◆ **Material provided**:
+-------+
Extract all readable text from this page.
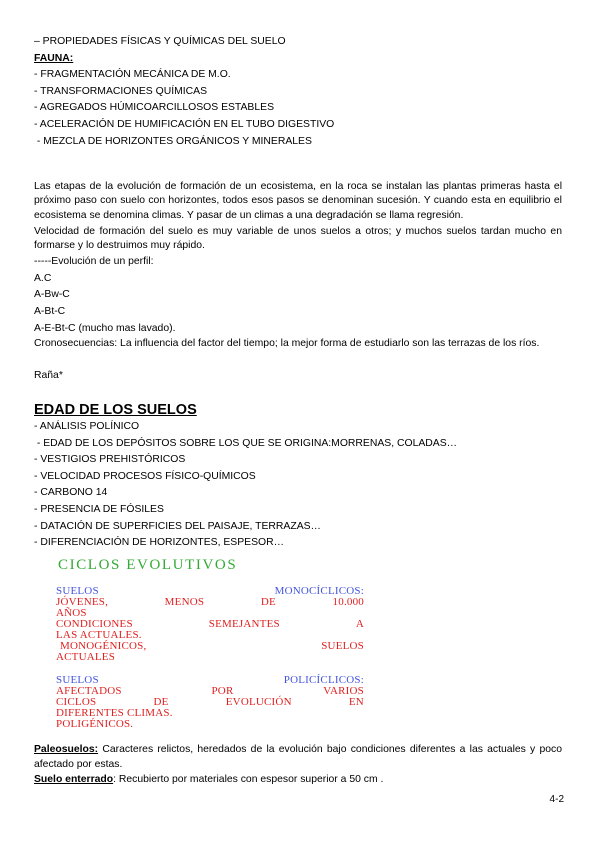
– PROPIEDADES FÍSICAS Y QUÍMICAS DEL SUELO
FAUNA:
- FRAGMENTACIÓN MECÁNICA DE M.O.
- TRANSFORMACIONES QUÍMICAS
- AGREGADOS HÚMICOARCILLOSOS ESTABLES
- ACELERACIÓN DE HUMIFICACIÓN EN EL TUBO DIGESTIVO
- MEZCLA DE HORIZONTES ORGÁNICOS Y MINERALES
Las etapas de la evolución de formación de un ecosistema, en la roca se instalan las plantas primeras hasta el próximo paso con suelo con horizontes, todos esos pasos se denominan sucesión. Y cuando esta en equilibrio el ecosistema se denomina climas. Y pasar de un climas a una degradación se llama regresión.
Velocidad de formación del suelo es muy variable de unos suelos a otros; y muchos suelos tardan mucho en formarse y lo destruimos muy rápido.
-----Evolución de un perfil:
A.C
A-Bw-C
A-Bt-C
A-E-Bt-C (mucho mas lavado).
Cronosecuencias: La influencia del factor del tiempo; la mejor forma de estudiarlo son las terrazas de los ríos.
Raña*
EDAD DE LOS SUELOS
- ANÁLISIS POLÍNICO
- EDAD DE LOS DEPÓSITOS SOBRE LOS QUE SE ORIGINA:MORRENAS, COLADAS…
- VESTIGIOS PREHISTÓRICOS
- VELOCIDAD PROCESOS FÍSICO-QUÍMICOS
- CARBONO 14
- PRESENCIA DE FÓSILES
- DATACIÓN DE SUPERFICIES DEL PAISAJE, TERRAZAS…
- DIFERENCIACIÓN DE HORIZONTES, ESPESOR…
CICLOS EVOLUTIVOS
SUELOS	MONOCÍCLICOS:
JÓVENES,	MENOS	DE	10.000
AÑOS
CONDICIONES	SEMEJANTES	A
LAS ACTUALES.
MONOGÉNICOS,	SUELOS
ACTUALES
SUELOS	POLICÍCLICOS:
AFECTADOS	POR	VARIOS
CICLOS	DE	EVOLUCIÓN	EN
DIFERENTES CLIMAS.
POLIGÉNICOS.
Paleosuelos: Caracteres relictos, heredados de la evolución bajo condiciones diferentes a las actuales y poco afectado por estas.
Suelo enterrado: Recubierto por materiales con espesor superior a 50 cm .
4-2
+-------+
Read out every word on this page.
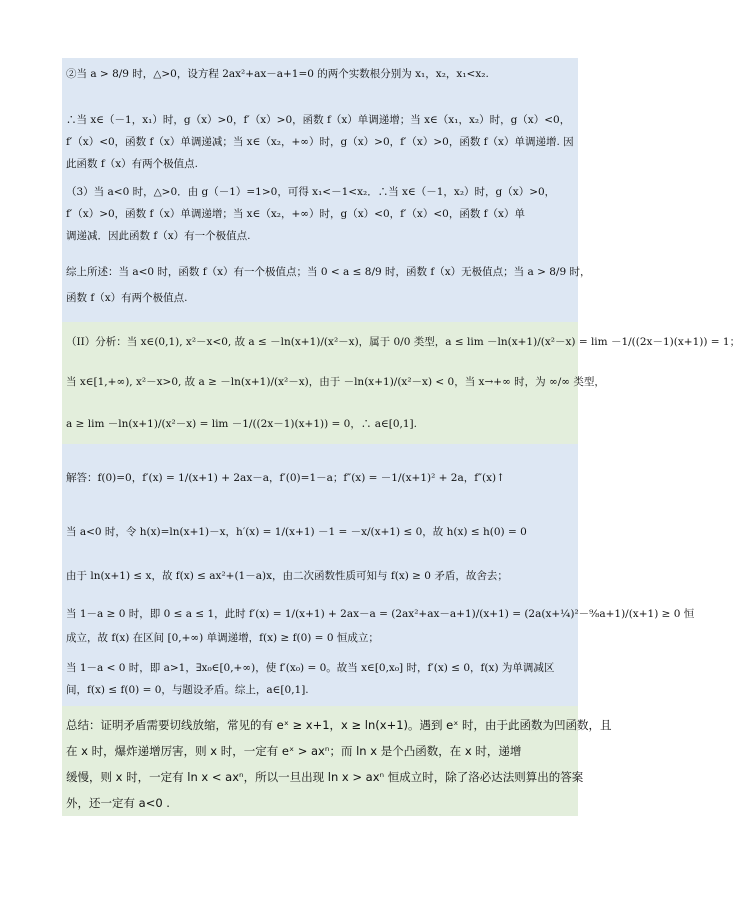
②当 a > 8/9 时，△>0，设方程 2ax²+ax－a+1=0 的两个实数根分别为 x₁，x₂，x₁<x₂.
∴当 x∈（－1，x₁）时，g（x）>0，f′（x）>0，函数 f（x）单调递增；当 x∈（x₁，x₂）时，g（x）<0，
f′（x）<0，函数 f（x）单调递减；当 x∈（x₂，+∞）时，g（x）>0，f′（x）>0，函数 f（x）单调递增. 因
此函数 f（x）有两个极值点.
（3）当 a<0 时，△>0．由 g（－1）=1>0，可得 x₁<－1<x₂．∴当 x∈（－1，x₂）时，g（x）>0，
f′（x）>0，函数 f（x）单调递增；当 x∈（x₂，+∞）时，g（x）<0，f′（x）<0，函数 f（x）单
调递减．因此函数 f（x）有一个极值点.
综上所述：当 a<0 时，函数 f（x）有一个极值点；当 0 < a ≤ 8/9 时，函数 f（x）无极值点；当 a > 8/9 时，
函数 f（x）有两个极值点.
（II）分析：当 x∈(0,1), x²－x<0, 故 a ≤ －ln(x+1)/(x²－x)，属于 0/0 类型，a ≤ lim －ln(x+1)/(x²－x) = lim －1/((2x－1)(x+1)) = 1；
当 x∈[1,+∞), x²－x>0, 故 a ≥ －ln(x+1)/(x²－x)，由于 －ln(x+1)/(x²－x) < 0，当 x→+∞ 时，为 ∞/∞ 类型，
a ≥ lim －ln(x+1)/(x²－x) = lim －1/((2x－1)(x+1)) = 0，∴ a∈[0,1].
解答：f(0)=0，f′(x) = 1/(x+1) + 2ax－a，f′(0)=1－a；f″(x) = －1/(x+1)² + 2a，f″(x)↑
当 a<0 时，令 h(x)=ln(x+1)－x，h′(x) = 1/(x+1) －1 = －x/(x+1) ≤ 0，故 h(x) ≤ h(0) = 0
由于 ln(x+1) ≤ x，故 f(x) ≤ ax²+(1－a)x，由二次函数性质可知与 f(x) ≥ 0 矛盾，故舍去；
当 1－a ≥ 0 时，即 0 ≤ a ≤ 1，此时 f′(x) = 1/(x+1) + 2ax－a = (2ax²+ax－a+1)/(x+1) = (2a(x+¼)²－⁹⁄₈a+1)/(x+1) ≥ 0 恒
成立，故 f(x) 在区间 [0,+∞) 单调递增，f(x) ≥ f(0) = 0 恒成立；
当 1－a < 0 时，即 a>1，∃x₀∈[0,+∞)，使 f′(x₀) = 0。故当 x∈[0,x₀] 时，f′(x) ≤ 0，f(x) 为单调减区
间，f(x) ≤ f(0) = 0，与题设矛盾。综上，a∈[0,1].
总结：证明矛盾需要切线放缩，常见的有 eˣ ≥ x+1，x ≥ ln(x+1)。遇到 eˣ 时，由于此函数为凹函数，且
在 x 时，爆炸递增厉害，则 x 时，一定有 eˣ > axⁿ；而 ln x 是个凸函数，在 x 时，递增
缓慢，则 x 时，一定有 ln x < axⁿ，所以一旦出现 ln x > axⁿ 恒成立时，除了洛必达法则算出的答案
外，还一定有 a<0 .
+-------+
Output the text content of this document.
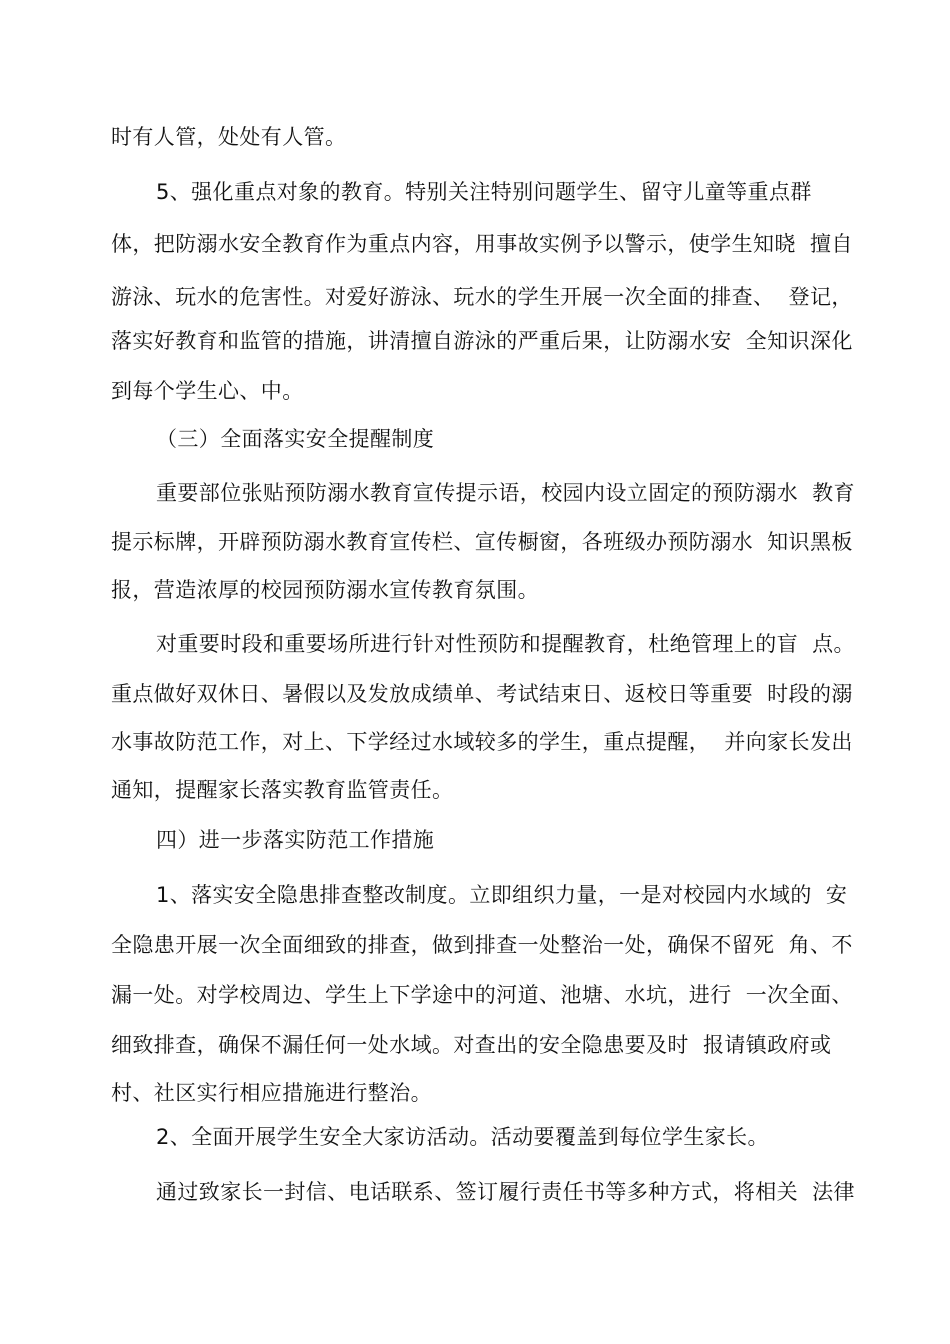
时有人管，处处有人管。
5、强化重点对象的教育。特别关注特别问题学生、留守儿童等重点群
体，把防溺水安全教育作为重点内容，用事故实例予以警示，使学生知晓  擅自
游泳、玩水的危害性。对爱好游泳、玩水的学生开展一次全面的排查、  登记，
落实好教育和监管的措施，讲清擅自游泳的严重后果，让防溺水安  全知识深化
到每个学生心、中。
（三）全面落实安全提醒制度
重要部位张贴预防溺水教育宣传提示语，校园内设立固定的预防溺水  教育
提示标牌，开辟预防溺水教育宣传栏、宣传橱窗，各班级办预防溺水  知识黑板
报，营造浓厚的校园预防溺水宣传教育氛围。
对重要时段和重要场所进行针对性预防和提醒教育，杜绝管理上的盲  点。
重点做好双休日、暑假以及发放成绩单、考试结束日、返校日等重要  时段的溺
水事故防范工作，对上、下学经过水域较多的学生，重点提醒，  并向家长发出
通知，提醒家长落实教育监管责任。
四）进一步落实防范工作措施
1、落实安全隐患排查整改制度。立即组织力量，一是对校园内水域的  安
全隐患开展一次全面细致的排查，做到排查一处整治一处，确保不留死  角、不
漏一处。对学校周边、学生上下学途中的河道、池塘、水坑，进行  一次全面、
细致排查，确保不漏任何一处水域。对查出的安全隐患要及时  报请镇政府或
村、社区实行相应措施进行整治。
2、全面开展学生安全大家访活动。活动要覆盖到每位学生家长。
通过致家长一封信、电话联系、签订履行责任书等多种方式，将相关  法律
+-------+
Read the data above and count the lines that include "mucho". Answer only with the count.

2